TO BE DONE
Can you set out every line of the stored items below as a numbered list, leaving out any blank lines?

(Stored items)
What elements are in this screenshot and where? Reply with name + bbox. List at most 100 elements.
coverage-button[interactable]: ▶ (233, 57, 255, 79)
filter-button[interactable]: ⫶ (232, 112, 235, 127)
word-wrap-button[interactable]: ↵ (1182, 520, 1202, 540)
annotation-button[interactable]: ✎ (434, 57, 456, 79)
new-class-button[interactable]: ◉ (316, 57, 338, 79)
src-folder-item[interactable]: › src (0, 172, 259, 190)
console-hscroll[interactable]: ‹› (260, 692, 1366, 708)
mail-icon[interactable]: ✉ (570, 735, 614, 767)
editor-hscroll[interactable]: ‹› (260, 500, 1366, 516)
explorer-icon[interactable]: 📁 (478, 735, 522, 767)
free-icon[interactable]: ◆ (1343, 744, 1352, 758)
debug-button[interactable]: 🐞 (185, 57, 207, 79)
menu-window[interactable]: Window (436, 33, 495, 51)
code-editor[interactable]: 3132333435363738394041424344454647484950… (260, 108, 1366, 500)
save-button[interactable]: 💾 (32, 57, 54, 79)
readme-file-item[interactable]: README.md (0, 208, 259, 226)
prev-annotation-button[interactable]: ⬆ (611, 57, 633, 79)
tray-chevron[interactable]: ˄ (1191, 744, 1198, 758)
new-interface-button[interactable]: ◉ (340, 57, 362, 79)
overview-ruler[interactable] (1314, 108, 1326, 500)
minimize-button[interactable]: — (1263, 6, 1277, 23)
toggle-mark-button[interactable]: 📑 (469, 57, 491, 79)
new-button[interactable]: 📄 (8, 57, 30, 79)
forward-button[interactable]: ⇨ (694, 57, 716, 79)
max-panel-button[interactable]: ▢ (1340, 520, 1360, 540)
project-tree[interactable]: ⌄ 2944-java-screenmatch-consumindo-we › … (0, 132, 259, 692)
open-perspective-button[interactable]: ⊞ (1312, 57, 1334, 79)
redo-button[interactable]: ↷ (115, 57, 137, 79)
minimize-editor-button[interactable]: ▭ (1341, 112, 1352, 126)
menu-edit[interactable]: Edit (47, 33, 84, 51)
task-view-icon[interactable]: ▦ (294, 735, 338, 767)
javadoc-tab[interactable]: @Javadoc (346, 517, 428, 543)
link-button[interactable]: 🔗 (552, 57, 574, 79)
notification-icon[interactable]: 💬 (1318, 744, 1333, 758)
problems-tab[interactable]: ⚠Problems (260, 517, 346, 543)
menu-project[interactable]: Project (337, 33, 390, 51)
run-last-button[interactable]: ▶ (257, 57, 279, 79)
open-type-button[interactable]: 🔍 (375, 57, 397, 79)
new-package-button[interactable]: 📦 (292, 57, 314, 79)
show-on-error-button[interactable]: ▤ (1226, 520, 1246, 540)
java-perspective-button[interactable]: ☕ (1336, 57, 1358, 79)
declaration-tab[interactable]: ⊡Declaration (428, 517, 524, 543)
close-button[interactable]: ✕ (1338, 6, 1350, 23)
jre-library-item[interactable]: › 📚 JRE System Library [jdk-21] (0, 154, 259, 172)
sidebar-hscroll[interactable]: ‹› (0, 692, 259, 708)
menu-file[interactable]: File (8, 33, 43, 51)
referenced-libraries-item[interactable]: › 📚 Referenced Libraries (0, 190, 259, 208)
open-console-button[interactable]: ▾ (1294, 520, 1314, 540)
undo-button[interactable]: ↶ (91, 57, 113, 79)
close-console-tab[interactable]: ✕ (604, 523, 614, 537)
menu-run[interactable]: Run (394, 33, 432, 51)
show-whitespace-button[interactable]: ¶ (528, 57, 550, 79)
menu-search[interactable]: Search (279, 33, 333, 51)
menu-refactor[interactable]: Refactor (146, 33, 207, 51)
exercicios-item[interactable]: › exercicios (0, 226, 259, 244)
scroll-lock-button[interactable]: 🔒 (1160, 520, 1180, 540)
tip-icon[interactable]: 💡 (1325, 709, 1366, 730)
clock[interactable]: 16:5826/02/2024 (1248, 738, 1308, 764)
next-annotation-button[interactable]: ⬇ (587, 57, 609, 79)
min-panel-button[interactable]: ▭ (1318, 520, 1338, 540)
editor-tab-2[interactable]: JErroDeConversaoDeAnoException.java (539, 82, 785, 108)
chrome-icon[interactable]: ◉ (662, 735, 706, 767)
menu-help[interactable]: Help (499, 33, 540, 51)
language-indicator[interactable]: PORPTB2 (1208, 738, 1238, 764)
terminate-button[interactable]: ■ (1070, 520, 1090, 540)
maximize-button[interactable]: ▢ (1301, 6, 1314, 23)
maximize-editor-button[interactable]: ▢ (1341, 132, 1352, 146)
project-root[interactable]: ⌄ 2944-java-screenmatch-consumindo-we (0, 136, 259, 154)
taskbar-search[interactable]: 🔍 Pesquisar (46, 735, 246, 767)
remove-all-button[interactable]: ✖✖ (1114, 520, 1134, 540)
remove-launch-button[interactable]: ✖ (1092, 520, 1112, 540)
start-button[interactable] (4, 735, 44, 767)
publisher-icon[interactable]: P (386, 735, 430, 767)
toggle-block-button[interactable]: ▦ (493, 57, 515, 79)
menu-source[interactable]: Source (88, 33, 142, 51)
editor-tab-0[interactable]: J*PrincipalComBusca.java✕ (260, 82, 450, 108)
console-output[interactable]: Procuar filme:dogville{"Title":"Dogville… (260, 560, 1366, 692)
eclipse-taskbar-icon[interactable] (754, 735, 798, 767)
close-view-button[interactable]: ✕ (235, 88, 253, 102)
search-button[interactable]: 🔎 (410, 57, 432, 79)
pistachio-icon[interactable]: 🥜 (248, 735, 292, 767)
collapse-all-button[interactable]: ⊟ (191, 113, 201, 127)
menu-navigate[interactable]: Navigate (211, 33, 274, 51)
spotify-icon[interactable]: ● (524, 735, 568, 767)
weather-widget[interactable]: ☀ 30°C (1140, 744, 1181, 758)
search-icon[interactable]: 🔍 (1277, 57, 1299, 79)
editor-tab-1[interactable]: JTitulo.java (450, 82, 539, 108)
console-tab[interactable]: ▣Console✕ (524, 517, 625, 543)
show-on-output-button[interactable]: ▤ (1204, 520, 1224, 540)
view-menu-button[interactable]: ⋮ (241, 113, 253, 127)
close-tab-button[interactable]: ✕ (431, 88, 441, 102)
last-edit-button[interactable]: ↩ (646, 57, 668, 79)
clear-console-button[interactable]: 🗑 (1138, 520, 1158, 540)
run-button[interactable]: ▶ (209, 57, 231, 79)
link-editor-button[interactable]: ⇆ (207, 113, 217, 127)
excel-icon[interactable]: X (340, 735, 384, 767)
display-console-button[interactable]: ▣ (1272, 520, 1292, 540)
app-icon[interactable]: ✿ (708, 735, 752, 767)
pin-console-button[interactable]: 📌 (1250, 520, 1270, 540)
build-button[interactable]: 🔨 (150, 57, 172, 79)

FINAL ANSWER
1. What elements are in this screenshot and where? Reply with name + bbox. List at most 100 elements.
2. coverage-button[interactable]: ▶ (233, 57, 255, 79)
3. filter-button[interactable]: ⫶ (232, 112, 235, 127)
4. word-wrap-button[interactable]: ↵ (1182, 520, 1202, 540)
5. annotation-button[interactable]: ✎ (434, 57, 456, 79)
6. new-class-button[interactable]: ◉ (316, 57, 338, 79)
7. src-folder-item[interactable]: › src (0, 172, 259, 190)
8. console-hscroll[interactable]: ‹› (260, 692, 1366, 708)
9. mail-icon[interactable]: ✉ (570, 735, 614, 767)
10. editor-hscroll[interactable]: ‹› (260, 500, 1366, 516)
11. explorer-icon[interactable]: 📁 (478, 735, 522, 767)
12. free-icon[interactable]: ◆ (1343, 744, 1352, 758)
13. debug-button[interactable]: 🐞 (185, 57, 207, 79)
14. menu-window[interactable]: Window (436, 33, 495, 51)
15. code-editor[interactable]: 3132333435363738394041424344454647484950… (260, 108, 1366, 500)
16. save-button[interactable]: 💾 (32, 57, 54, 79)
17. readme-file-item[interactable]: README.md (0, 208, 259, 226)
18. prev-annotation-button[interactable]: ⬆ (611, 57, 633, 79)
19. tray-chevron[interactable]: ˄ (1191, 744, 1198, 758)
20. new-interface-button[interactable]: ◉ (340, 57, 362, 79)
21. overview-ruler[interactable] (1314, 108, 1326, 500)
22. minimize-button[interactable]: — (1263, 6, 1277, 23)
23. toggle-mark-button[interactable]: 📑 (469, 57, 491, 79)
24. new-button[interactable]: 📄 (8, 57, 30, 79)
25. forward-button[interactable]: ⇨ (694, 57, 716, 79)
26. max-panel-button[interactable]: ▢ (1340, 520, 1360, 540)
27. project-tree[interactable]: ⌄ 2944-java-screenmatch-consumindo-we › … (0, 132, 259, 692)
28. open-perspective-button[interactable]: ⊞ (1312, 57, 1334, 79)
29. redo-button[interactable]: ↷ (115, 57, 137, 79)
30. minimize-editor-button[interactable]: ▭ (1341, 112, 1352, 126)
31. menu-edit[interactable]: Edit (47, 33, 84, 51)
32. task-view-icon[interactable]: ▦ (294, 735, 338, 767)
33. javadoc-tab[interactable]: @Javadoc (346, 517, 428, 543)
34. link-button[interactable]: 🔗 (552, 57, 574, 79)
35. notification-icon[interactable]: 💬 (1318, 744, 1333, 758)
36. problems-tab[interactable]: ⚠Problems (260, 517, 346, 543)
37. menu-project[interactable]: Project (337, 33, 390, 51)
38. run-last-button[interactable]: ▶ (257, 57, 279, 79)
39. open-type-button[interactable]: 🔍 (375, 57, 397, 79)
40. new-package-button[interactable]: 📦 (292, 57, 314, 79)
41. show-on-error-button[interactable]: ▤ (1226, 520, 1246, 540)
42. java-perspective-button[interactable]: ☕ (1336, 57, 1358, 79)
43. declaration-tab[interactable]: ⊡Declaration (428, 517, 524, 543)
44. close-button[interactable]: ✕ (1338, 6, 1350, 23)
45. jre-library-item[interactable]: › 📚 JRE System Library [jdk-21] (0, 154, 259, 172)
46. sidebar-hscroll[interactable]: ‹› (0, 692, 259, 708)
47. menu-file[interactable]: File (8, 33, 43, 51)
48. referenced-libraries-item[interactable]: › 📚 Referenced Libraries (0, 190, 259, 208)
49. open-console-button[interactable]: ▾ (1294, 520, 1314, 540)
50. undo-button[interactable]: ↶ (91, 57, 113, 79)
51. close-console-tab[interactable]: ✕ (604, 523, 614, 537)
52. menu-run[interactable]: Run (394, 33, 432, 51)
53. show-whitespace-button[interactable]: ¶ (528, 57, 550, 79)
54. menu-search[interactable]: Search (279, 33, 333, 51)
55. menu-refactor[interactable]: Refactor (146, 33, 207, 51)
56. exercicios-item[interactable]: › exercicios (0, 226, 259, 244)
57. scroll-lock-button[interactable]: 🔒 (1160, 520, 1180, 540)
58. tip-icon[interactable]: 💡 (1325, 709, 1366, 730)
59. clock[interactable]: 16:5826/02/2024 (1248, 738, 1308, 764)
60. next-annotation-button[interactable]: ⬇ (587, 57, 609, 79)
61. min-panel-button[interactable]: ▭ (1318, 520, 1338, 540)
62. editor-tab-2[interactable]: JErroDeConversaoDeAnoException.java (539, 82, 785, 108)
63. chrome-icon[interactable]: ◉ (662, 735, 706, 767)
64. menu-help[interactable]: Help (499, 33, 540, 51)
65. language-indicator[interactable]: PORPTB2 (1208, 738, 1238, 764)
66. terminate-button[interactable]: ■ (1070, 520, 1090, 540)
67. maximize-button[interactable]: ▢ (1301, 6, 1314, 23)
68. maximize-editor-button[interactable]: ▢ (1341, 132, 1352, 146)
69. project-root[interactable]: ⌄ 2944-java-screenmatch-consumindo-we (0, 136, 259, 154)
70. taskbar-search[interactable]: 🔍 Pesquisar (46, 735, 246, 767)
71. remove-all-button[interactable]: ✖✖ (1114, 520, 1134, 540)
72. remove-launch-button[interactable]: ✖ (1092, 520, 1112, 540)
73. start-button[interactable] (4, 735, 44, 767)
74. publisher-icon[interactable]: P (386, 735, 430, 767)
75. toggle-block-button[interactable]: ▦ (493, 57, 515, 79)
76. menu-source[interactable]: Source (88, 33, 142, 51)
77. editor-tab-0[interactable]: J*PrincipalComBusca.java✕ (260, 82, 450, 108)
78. console-output[interactable]: Procuar filme:dogville{"Title":"Dogville… (260, 560, 1366, 692)
79. eclipse-taskbar-icon[interactable] (754, 735, 798, 767)
80. close-view-button[interactable]: ✕ (235, 88, 253, 102)
81. search-button[interactable]: 🔎 (410, 57, 432, 79)
82. pistachio-icon[interactable]: 🥜 (248, 735, 292, 767)
83. collapse-all-button[interactable]: ⊟ (191, 113, 201, 127)
84. menu-navigate[interactable]: Navigate (211, 33, 274, 51)
85. spotify-icon[interactable]: ● (524, 735, 568, 767)
86. weather-widget[interactable]: ☀ 30°C (1140, 744, 1181, 758)
87. search-icon[interactable]: 🔍 (1277, 57, 1299, 79)
88. editor-tab-1[interactable]: JTitulo.java (450, 82, 539, 108)
89. console-tab[interactable]: ▣Console✕ (524, 517, 625, 543)
90. show-on-output-button[interactable]: ▤ (1204, 520, 1224, 540)
91. view-menu-button[interactable]: ⋮ (241, 113, 253, 127)
92. close-tab-button[interactable]: ✕ (431, 88, 441, 102)
93. last-edit-button[interactable]: ↩ (646, 57, 668, 79)
94. clear-console-button[interactable]: 🗑 (1138, 520, 1158, 540)
95. run-button[interactable]: ▶ (209, 57, 231, 79)
96. link-editor-button[interactable]: ⇆ (207, 113, 217, 127)
97. excel-icon[interactable]: X (340, 735, 384, 767)
98. display-console-button[interactable]: ▣ (1272, 520, 1292, 540)
99. app-icon[interactable]: ✿ (708, 735, 752, 767)
100. pin-console-button[interactable]: 📌 (1250, 520, 1270, 540)
101. build-button[interactable]: 🔨 (150, 57, 172, 79)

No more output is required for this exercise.